> [Aim] Check each line of the material below for "ipynb", then copy the ones that contain it.

(Collected data entries)
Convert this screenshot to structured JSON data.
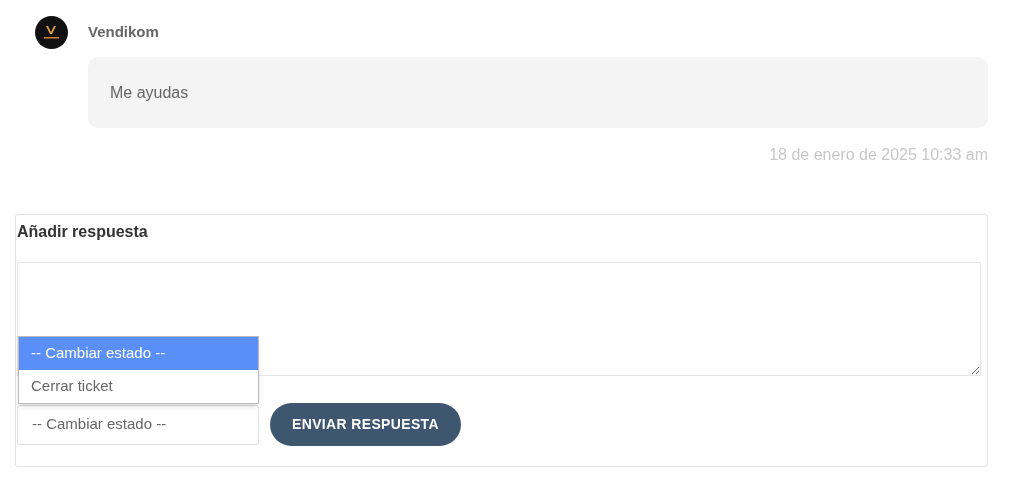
{
  "message": {
    "author": "Vendikom",
    "text": "Me ayudas",
    "timestamp": "18 de enero de 2025 10:33 am"
  },
  "reply_form": {
    "title": "Añadir respuesta",
    "status_select": {
      "value": "-- Cambiar estado --",
      "expanded": true,
      "options": [
        {
          "label": "-- Cambiar estado --",
          "selected": true
        },
        {
          "label": "Cerrar ticket",
          "selected": false
        }
      ]
    },
    "submit_button": "ENVIAR RESPUESTA"
  }
}
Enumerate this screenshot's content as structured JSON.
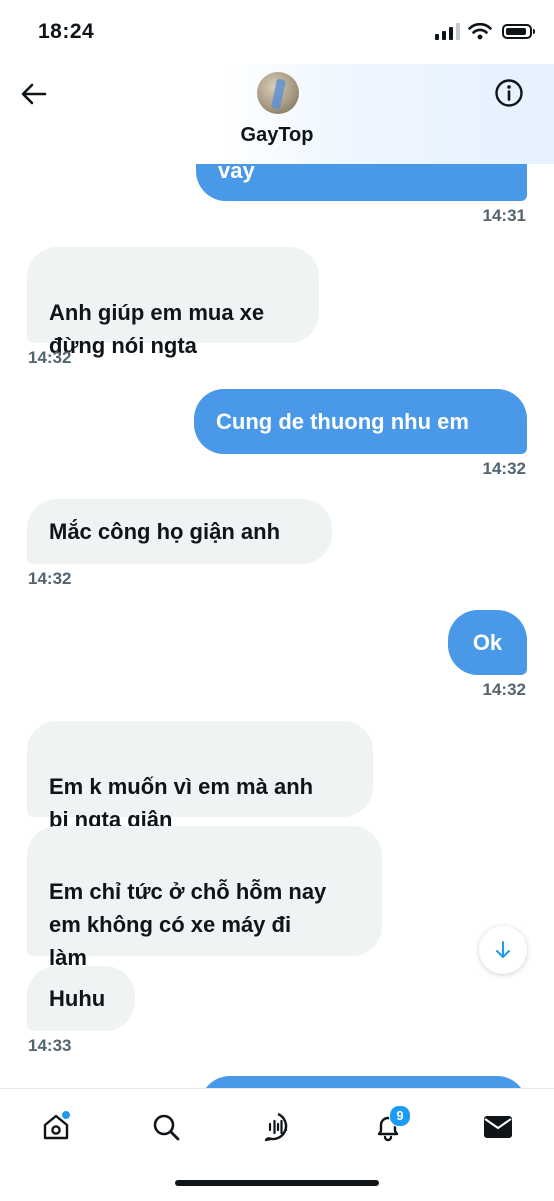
{
  "status_bar": {
    "time": "18:24"
  },
  "header": {
    "contact_name": "GayTop"
  },
  "messages": [
    {
      "side": "out",
      "text": "vay",
      "time": "14:31"
    },
    {
      "side": "in",
      "text": "Anh giúp em mua xe\nđừng nói ngta",
      "time": "14:32"
    },
    {
      "side": "out",
      "text": "Cung de thuong nhu em",
      "time": "14:32"
    },
    {
      "side": "in",
      "text": "Mắc công họ giận anh",
      "time": "14:32"
    },
    {
      "side": "out",
      "text": "Ok",
      "time": "14:32"
    },
    {
      "side": "in",
      "text": "Em k muốn vì em mà anh\nbị ngta giận"
    },
    {
      "side": "in",
      "text": "Em chỉ tức ở chỗ hỗm nay\nem không có xe máy đi\nlàm"
    },
    {
      "side": "in",
      "text": "Huhu",
      "time": "14:33"
    }
  ],
  "bottom_nav": {
    "items": [
      "home-icon",
      "search-icon",
      "spaces-icon",
      "notifications-icon",
      "messages-icon"
    ],
    "notifications_count": "9"
  },
  "colors": {
    "outgoing_bubble": "#4a99e9",
    "incoming_bubble": "#eff3f4",
    "accent": "#1d9bf0"
  }
}
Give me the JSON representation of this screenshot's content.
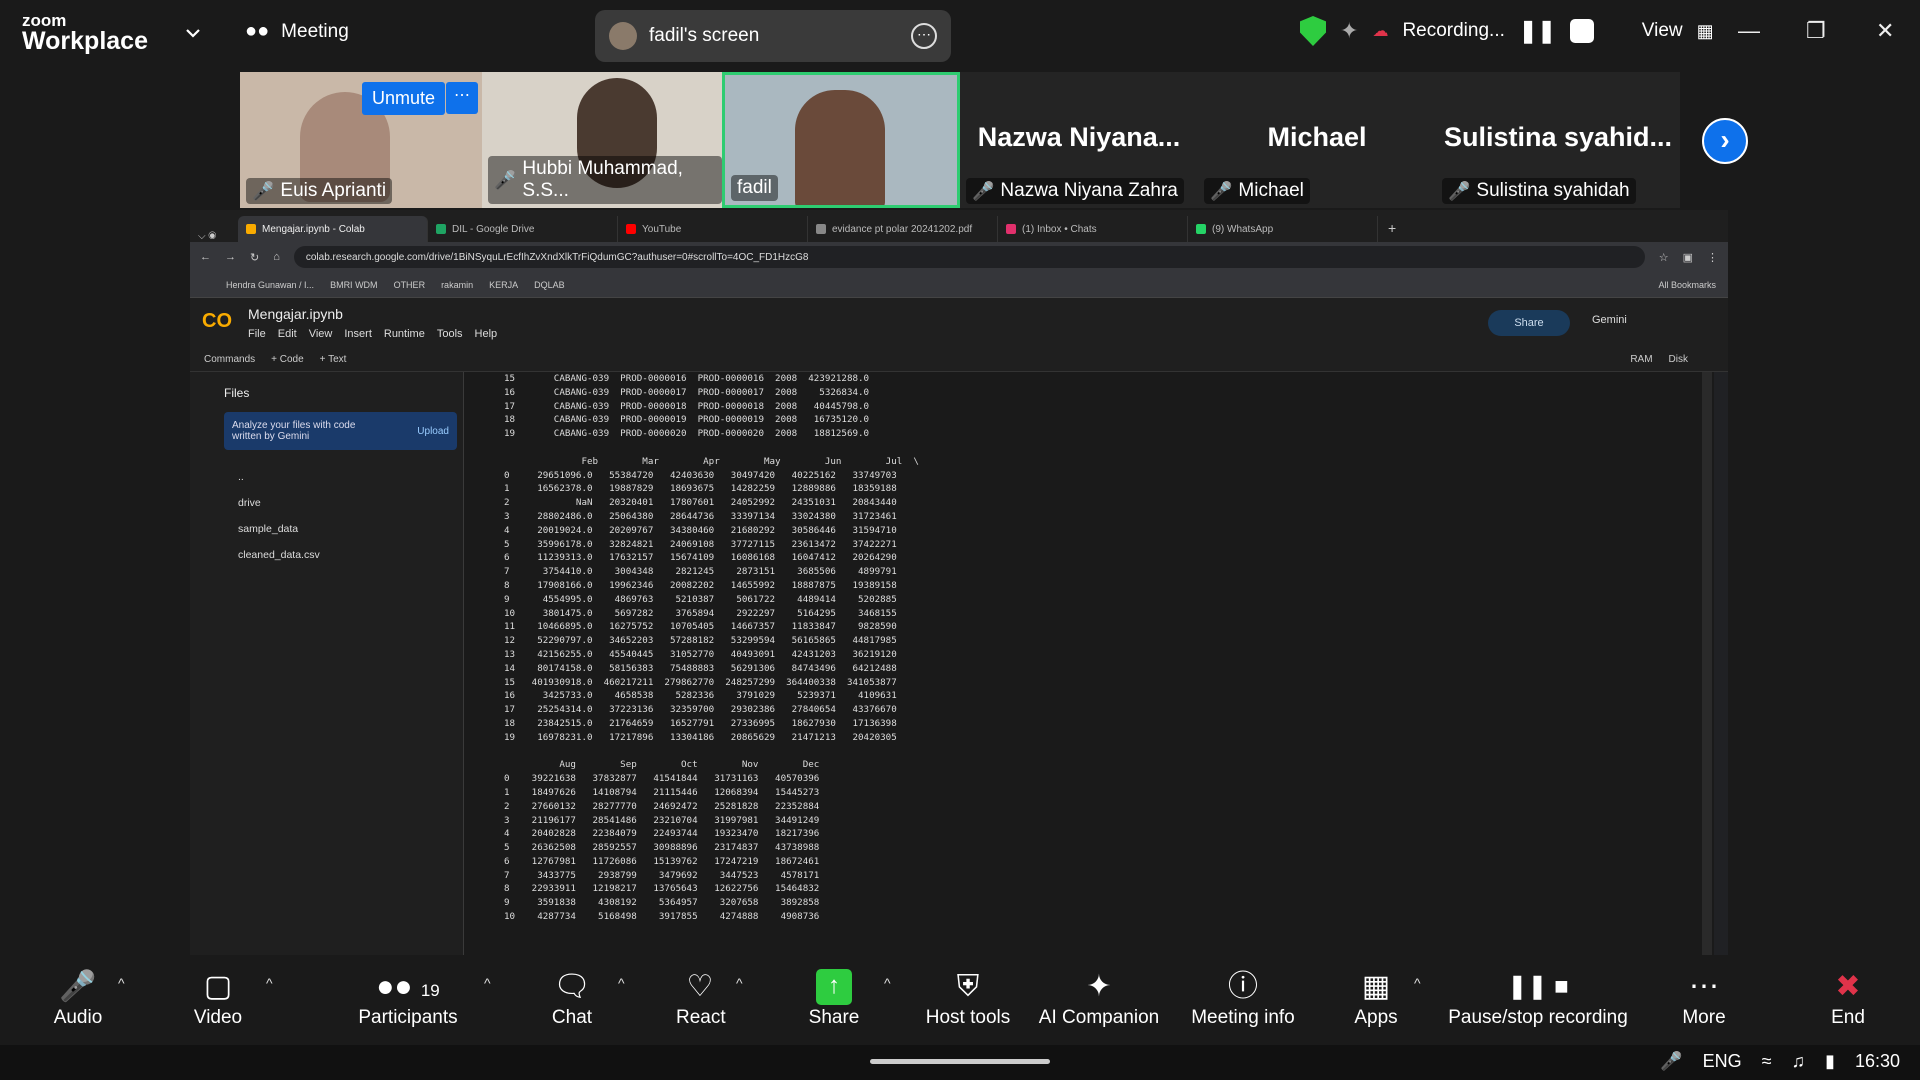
{
  "zoom": {
    "brand_top": "zoom",
    "brand_bottom": "Workplace",
    "meeting_label": "Meeting",
    "screen_label": "fadil's screen",
    "recording_label": "Recording...",
    "view_label": "View",
    "unmute_label": "Unmute"
  },
  "participants_tiles": [
    {
      "name": "Euis Aprianti",
      "big": ""
    },
    {
      "name": "Hubbi Muhammad, S.S...",
      "big": ""
    },
    {
      "name": "fadil",
      "big": ""
    },
    {
      "name": "Nazwa Niyana Zahra",
      "big": "Nazwa  Niyana..."
    },
    {
      "name": "Michael",
      "big": "Michael"
    },
    {
      "name": "Sulistina syahidah",
      "big": "Sulistina  syahid..."
    }
  ],
  "browser": {
    "tabs": [
      {
        "label": "Mengajar.ipynb - Colab",
        "color": "#f9ab00"
      },
      {
        "label": "DIL - Google Drive",
        "color": "#1fa463"
      },
      {
        "label": "YouTube",
        "color": "#ff0000"
      },
      {
        "label": "evidance pt polar 20241202.pdf",
        "color": "#888888"
      },
      {
        "label": "(1) Inbox • Chats",
        "color": "#e1306c"
      },
      {
        "label": "(9) WhatsApp",
        "color": "#25d366"
      }
    ],
    "url": "colab.research.google.com/drive/1BiNSyquLrEcfIhZvXndXlkTrFiQdumGC?authuser=0#scrollTo=4OC_FD1HzcG8",
    "bookmarks": [
      "Hendra Gunawan / I...",
      "BMRI WDM",
      "OTHER",
      "rakamin",
      "KERJA",
      "DQLAB"
    ],
    "all_bookmarks": "All Bookmarks"
  },
  "colab": {
    "notebook": "Mengajar.ipynb",
    "menu": [
      "File",
      "Edit",
      "View",
      "Insert",
      "Runtime",
      "Tools",
      "Help"
    ],
    "commands": "Commands",
    "code": "+ Code",
    "text": "+ Text",
    "share": "Share",
    "gemini": "Gemini",
    "ram": "RAM",
    "disk": "Disk",
    "files_title": "Files",
    "gem_box": "Analyze your files with code written by Gemini",
    "upload": "Upload",
    "tree": [
      "..",
      "drive",
      "sample_data",
      "cleaned_data.csv"
    ],
    "output": "15       CABANG-039  PROD-0000016  PROD-0000016  2008  423921288.0\n16       CABANG-039  PROD-0000017  PROD-0000017  2008    5326834.0\n17       CABANG-039  PROD-0000018  PROD-0000018  2008   40445798.0\n18       CABANG-039  PROD-0000019  PROD-0000019  2008   16735120.0\n19       CABANG-039  PROD-0000020  PROD-0000020  2008   18812569.0\n\n              Feb        Mar        Apr        May        Jun        Jul  \\\n0     29651096.0   55384720   42403630   30497420   40225162   33749703\n1     16562378.0   19887829   18693675   14282259   12889886   18359188\n2            NaN   20320401   17807601   24052992   24351031   20843440\n3     28802486.0   25064380   28644736   33397134   33024380   31723461\n4     20019024.0   20209767   34380460   21680292   30586446   31594710\n5     35996178.0   32824821   24069108   37727115   23613472   37422271\n6     11239313.0   17632157   15674109   16086168   16047412   20264290\n7      3754410.0    3004348    2821245    2873151    3685506    4899791\n8     17908166.0   19962346   20082202   14655992   18887875   19389158\n9      4554995.0    4869763    5210387    5061722    4489414    5202885\n10     3801475.0    5697282    3765894    2922297    5164295    3468155\n11    10466895.0   16275752   10705405   14667357   11833847    9828590\n12    52290797.0   34652203   57288182   53299594   56165865   44817985\n13    42156255.0   45540445   31052770   40493091   42431203   36219120\n14    80174158.0   58156383   75488883   56291306   84743496   64212488\n15   401930918.0  460217211  279862770  248257299  364400338  341053877\n16     3425733.0    4658538    5282336    3791029    5239371    4109631\n17    25254314.0   37223136   32359700   29302386   27840654   43376670\n18    23842515.0   21764659   16527791   27336995   18627930   17136398\n19    16978231.0   17217896   13304186   20865629   21471213   20420305\n\n          Aug        Sep        Oct        Nov        Dec\n0    39221638   37832877   41541844   31731163   40570396\n1    18497626   14108794   21115446   12068394   15445273\n2    27660132   28277770   24692472   25281828   22352884\n3    21196177   28541486   23210704   31997981   34491249\n4    20402828   22384079   22493744   19323470   18217396\n5    26362508   28592557   30988896   23174837   43738988\n6    12767981   11726086   15139762   17247219   18672461\n7     3433775    2938799    3479692    3447523    4578171\n8    22933911   12198217   13765643   12622756   15464832\n9     3591838    4308192    5364957    3207658    3892858\n10    4287734    5168498    3917855    4274888    4908736"
  },
  "bottom": {
    "audio": "Audio",
    "video": "Video",
    "participants": "Participants",
    "participants_count": "19",
    "chat": "Chat",
    "react": "React",
    "share": "Share",
    "host_tools": "Host tools",
    "ai": "AI Companion",
    "info": "Meeting info",
    "apps": "Apps",
    "pause": "Pause/stop recording",
    "more": "More",
    "end": "End"
  },
  "taskbar": {
    "lang": "ENG",
    "time": "16:30"
  }
}
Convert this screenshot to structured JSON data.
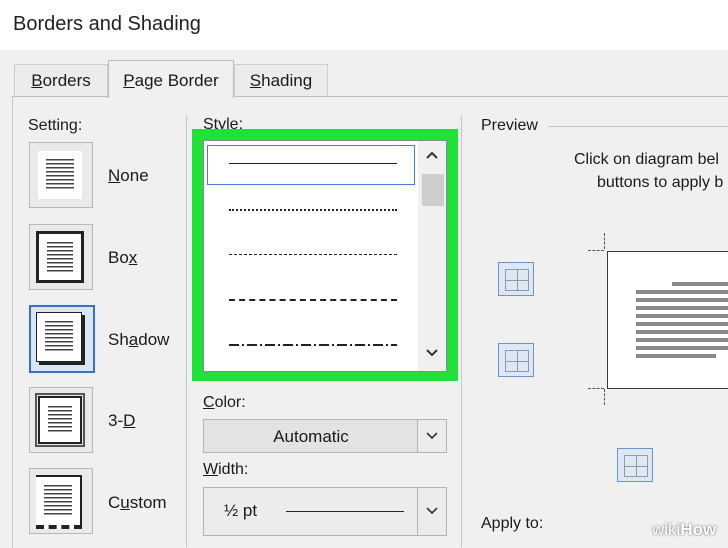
{
  "window": {
    "title": "Borders and Shading"
  },
  "tabs": [
    {
      "label": "Borders",
      "underline": "B",
      "rest": "orders",
      "active": false
    },
    {
      "label": "Page Border",
      "underline": "P",
      "rest": "age Border",
      "active": true
    },
    {
      "label": "Shading",
      "underline": "S",
      "rest": "hading",
      "active": false
    }
  ],
  "setting": {
    "heading": "Setting:",
    "options": [
      {
        "pre": "",
        "u": "N",
        "post": "one",
        "selected": false
      },
      {
        "pre": "Bo",
        "u": "x",
        "post": "",
        "selected": false
      },
      {
        "pre": "Sh",
        "u": "a",
        "post": "dow",
        "selected": true
      },
      {
        "pre": "3-",
        "u": "D",
        "post": "",
        "selected": false
      },
      {
        "pre": "C",
        "u": "u",
        "post": "stom",
        "selected": false
      }
    ]
  },
  "style": {
    "heading_u": "S",
    "heading_rest": "tyle:",
    "highlight_color": "#22e03a",
    "lines": [
      "solid",
      "dotted",
      "fine-dashed",
      "dashed",
      "dash-dot"
    ],
    "scroll_up": "^",
    "scroll_down": "v"
  },
  "color": {
    "label_u": "C",
    "label_rest": "olor:",
    "value": "Automatic"
  },
  "width": {
    "label_u": "W",
    "label_rest": "idth:",
    "value": "½ pt"
  },
  "preview": {
    "heading": "Preview",
    "instruction_line1": "Click on diagram bel",
    "instruction_line2": "buttons to apply b"
  },
  "apply": {
    "label_pre": "Apply to:"
  },
  "watermark": {
    "wiki": "wiki",
    "how": "How"
  }
}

> [Solution to this task]
        "label": "Mengajar.ipynb - Colab",
    "notebook": "Mengajar.ipynb",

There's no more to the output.